[Data entries for graphics]
'''
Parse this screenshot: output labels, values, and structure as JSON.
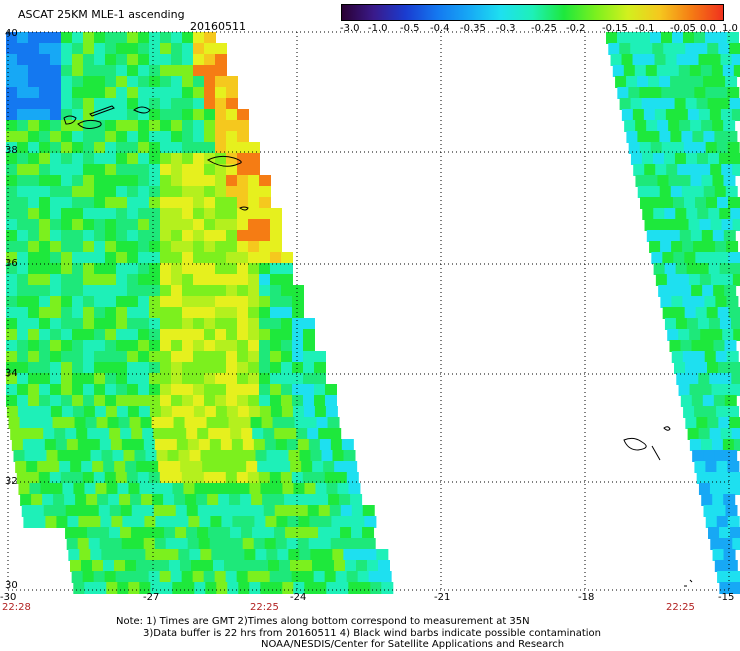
{
  "header": {
    "title": "ASCAT 25KM MLE-1 ascending",
    "date": "20160511"
  },
  "colorbar": {
    "labels": [
      "-3.0",
      "-1.0",
      "-0.5",
      "-0.4",
      "-0.35",
      "-0.3",
      "-0.25",
      "-0.2",
      "-0.15",
      "-0.1",
      "-0.05",
      "0.0",
      "1.0"
    ],
    "colors": [
      "#2a0033",
      "#3a1a8a",
      "#1a3cd0",
      "#1478f0",
      "#17a8f5",
      "#1ee0f0",
      "#1ef0b8",
      "#1ee83c",
      "#7cf01e",
      "#d2f01e",
      "#f5c81e",
      "#f57c14",
      "#f0321e"
    ]
  },
  "axes": {
    "x_ticks": [
      "-30",
      "-27",
      "-24",
      "-21",
      "-18",
      "-15"
    ],
    "y_ticks": [
      "40",
      "38",
      "36",
      "34",
      "32",
      "30"
    ],
    "lon_range": [
      -30,
      -15
    ],
    "lat_range": [
      30,
      40
    ],
    "grid": "dotted"
  },
  "times": {
    "left": "22:28",
    "middle": "22:25",
    "right": "22:25"
  },
  "notes": {
    "line1": "Note: 1) Times are GMT 2)Times along bottom correspond to measurement at 35N",
    "line2": "3)Data buffer is 22 hrs from 20160511 4) Black wind barbs indicate possible contamination",
    "line3": "NOAA/NESDIS/Center for Satellite Applications and Research"
  }
}
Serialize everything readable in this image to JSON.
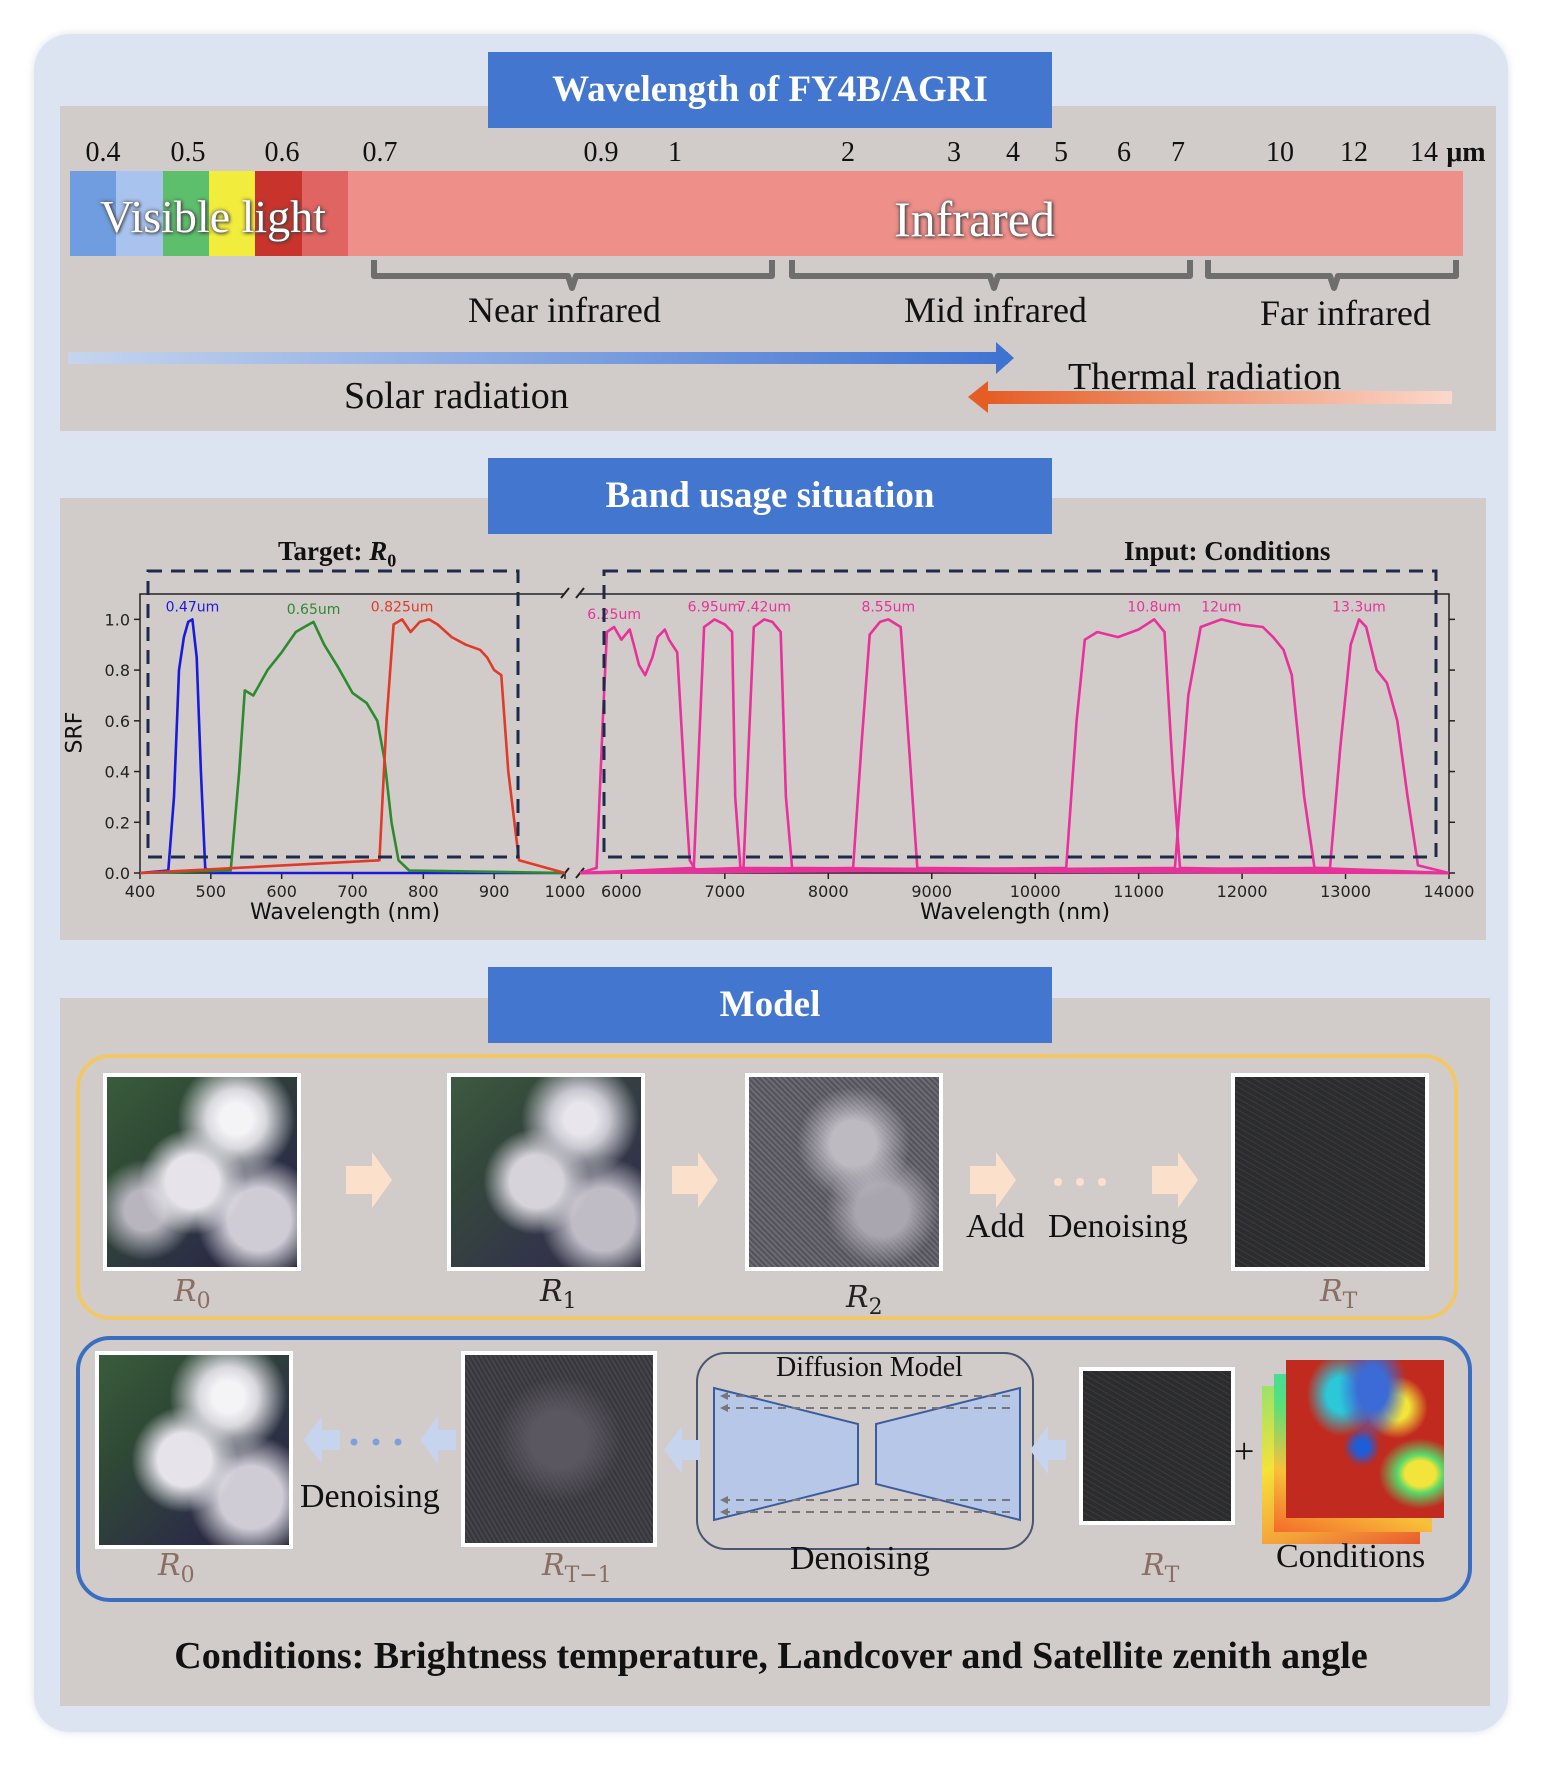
'''
* [The request] Select every line of the material above holding the word "labels" and copy it.

* [Solution]
Parse this screenshot: output labels, values, and structure as JSON.
    "labels": [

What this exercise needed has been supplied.